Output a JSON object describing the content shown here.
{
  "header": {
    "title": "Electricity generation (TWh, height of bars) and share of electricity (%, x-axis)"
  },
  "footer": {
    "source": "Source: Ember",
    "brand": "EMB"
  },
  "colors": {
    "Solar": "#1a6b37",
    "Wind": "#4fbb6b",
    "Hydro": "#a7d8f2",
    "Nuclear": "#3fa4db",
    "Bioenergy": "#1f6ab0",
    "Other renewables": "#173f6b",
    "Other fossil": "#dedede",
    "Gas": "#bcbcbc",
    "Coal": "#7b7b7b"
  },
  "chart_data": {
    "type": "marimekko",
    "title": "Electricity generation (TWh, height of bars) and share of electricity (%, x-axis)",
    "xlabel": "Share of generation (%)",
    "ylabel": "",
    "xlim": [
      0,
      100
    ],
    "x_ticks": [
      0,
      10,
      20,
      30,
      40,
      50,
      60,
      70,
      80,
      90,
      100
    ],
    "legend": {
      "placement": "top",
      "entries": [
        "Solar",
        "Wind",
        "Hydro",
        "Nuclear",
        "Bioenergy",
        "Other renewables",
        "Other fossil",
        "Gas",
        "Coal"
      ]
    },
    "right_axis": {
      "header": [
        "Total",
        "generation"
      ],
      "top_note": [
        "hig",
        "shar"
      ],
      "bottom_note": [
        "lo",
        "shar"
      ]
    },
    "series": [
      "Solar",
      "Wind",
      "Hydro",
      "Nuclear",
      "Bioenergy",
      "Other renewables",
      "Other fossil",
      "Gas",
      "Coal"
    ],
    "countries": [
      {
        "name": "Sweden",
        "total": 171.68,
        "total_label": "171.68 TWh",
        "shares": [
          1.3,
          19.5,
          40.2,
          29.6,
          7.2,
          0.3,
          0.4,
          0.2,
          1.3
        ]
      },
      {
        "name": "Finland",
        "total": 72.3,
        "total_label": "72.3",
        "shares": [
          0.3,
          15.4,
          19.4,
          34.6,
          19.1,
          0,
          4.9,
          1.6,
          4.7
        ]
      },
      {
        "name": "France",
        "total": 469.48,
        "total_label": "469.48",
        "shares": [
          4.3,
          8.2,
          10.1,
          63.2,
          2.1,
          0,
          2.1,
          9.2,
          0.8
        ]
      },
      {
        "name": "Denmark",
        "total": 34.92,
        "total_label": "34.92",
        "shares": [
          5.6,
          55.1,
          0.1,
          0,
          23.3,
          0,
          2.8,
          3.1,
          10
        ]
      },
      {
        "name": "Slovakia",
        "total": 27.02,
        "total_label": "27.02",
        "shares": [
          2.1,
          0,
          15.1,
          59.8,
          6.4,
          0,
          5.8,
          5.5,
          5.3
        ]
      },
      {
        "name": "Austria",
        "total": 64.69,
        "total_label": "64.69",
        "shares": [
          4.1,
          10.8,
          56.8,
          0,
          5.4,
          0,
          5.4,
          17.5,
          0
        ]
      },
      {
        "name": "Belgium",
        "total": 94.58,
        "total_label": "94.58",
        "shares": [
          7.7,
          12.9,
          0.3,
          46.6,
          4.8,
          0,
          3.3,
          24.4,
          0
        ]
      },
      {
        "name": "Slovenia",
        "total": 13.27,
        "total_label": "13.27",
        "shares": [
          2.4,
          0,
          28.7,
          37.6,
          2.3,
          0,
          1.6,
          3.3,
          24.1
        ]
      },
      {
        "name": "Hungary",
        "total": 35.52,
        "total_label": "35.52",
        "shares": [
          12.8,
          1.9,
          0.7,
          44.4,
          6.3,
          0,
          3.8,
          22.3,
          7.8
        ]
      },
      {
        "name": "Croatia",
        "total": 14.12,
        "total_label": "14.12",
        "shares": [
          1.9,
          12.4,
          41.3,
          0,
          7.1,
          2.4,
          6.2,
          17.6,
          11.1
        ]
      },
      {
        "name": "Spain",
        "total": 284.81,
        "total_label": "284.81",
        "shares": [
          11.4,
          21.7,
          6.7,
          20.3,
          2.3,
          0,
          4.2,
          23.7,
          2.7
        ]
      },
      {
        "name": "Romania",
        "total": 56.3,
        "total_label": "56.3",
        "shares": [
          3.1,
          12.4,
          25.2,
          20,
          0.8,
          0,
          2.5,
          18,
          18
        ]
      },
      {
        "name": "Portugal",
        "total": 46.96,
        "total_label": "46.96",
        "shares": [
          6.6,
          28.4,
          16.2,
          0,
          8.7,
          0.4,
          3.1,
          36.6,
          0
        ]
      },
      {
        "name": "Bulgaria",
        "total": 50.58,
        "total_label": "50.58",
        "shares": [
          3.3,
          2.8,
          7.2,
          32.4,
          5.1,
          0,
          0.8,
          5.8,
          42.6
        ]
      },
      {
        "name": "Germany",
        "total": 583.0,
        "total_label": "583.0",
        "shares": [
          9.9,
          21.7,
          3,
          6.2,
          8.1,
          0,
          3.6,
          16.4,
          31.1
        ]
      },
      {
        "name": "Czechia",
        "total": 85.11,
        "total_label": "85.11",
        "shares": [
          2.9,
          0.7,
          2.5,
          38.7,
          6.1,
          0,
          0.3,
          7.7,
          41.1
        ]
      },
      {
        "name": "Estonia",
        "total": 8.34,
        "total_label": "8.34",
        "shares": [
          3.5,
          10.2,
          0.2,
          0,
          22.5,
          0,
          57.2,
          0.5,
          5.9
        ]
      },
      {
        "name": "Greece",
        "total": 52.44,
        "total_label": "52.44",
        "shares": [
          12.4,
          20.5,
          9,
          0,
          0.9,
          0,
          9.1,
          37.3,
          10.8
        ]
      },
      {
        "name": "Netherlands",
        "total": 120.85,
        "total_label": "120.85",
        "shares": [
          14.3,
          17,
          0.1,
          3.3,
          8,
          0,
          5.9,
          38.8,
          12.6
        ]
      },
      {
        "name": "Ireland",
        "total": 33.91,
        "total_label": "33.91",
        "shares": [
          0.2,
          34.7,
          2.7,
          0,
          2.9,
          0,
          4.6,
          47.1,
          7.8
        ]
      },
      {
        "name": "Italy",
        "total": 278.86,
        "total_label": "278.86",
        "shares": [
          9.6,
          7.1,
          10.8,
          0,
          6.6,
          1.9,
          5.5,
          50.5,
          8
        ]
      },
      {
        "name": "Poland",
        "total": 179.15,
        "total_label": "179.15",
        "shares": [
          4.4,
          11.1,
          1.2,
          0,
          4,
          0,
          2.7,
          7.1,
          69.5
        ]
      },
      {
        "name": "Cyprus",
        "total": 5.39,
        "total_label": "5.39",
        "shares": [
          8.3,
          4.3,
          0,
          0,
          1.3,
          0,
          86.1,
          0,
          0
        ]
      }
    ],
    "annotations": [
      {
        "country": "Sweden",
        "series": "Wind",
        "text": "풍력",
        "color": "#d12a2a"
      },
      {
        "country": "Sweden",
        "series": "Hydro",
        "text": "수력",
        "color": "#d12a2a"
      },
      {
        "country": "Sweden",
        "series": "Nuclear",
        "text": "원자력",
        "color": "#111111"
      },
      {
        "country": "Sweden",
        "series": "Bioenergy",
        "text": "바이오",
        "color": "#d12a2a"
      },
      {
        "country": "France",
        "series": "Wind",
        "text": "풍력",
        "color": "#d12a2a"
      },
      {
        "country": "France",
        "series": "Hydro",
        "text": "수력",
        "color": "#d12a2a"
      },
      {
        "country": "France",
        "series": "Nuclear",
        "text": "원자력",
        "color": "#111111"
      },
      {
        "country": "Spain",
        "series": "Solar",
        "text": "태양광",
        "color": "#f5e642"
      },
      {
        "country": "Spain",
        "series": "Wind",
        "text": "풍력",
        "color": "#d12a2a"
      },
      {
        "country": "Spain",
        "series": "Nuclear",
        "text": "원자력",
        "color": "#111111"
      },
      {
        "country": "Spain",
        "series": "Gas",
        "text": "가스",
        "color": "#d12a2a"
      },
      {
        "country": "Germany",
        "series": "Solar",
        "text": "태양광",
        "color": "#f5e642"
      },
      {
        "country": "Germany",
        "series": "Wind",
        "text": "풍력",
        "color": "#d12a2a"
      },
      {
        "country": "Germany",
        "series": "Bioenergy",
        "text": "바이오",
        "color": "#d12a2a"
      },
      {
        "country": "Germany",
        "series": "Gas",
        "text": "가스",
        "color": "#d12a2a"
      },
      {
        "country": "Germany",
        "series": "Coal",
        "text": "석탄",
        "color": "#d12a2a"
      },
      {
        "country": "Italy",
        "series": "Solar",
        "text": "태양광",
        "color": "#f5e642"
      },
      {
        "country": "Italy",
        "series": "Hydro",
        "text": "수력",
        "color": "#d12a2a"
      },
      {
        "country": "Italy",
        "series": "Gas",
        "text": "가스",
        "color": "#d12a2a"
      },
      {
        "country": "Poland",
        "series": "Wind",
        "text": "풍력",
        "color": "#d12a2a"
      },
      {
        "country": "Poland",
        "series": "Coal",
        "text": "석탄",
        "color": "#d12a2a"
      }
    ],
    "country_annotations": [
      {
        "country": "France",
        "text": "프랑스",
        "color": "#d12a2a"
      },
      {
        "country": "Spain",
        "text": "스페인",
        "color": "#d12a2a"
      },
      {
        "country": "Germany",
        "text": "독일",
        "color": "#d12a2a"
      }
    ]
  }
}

◆ ◆ ◆ ◆ ◆ ◆ ◆

__PROMPT__. Pull out every line holding "fossil" from the records above, and copy it.

__FULL OUTPUT__.
    "Other fossil": "#dedede",
        "Other fossil",
      "Other fossil",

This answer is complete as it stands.